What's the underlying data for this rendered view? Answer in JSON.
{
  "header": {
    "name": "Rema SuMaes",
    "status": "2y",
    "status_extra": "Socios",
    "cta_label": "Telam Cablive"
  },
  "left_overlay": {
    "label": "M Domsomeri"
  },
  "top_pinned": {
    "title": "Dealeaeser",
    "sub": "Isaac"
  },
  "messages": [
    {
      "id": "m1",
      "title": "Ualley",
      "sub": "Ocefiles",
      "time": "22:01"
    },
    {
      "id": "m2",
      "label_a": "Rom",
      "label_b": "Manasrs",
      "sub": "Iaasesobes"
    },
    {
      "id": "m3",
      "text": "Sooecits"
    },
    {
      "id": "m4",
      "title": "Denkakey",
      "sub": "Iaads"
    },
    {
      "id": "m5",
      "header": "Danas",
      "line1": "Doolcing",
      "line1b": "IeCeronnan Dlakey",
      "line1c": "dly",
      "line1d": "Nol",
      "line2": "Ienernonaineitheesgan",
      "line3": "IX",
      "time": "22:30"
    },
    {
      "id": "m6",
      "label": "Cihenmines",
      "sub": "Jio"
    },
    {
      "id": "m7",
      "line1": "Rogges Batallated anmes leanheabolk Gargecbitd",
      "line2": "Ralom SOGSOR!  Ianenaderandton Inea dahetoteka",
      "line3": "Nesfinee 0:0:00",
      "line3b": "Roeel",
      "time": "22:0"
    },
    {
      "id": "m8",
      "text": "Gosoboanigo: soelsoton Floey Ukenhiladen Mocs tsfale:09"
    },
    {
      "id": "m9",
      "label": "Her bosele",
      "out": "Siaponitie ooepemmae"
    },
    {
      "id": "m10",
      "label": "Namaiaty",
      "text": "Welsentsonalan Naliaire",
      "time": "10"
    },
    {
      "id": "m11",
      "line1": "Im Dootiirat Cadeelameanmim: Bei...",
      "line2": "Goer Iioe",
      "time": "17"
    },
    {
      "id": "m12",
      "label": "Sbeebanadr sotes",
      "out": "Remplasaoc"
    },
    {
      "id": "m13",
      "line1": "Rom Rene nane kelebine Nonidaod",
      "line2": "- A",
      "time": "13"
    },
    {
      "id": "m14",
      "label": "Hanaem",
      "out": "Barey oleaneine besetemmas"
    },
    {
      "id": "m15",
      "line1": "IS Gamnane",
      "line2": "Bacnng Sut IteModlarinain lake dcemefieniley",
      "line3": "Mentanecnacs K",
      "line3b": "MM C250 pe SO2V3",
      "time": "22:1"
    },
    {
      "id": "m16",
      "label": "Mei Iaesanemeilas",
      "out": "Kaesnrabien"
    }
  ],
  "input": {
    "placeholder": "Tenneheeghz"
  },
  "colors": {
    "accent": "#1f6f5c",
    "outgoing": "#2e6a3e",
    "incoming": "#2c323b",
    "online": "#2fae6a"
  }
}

====================

Given exercise:
Where a line above contains the word "time", copy that line.

Solved exercise:
      "time": "22:01"
      "time": "22:30"
      "time": "22:0"
      "time": "10"
      "time": "17"
      "time": "13"
      "time": "22:1"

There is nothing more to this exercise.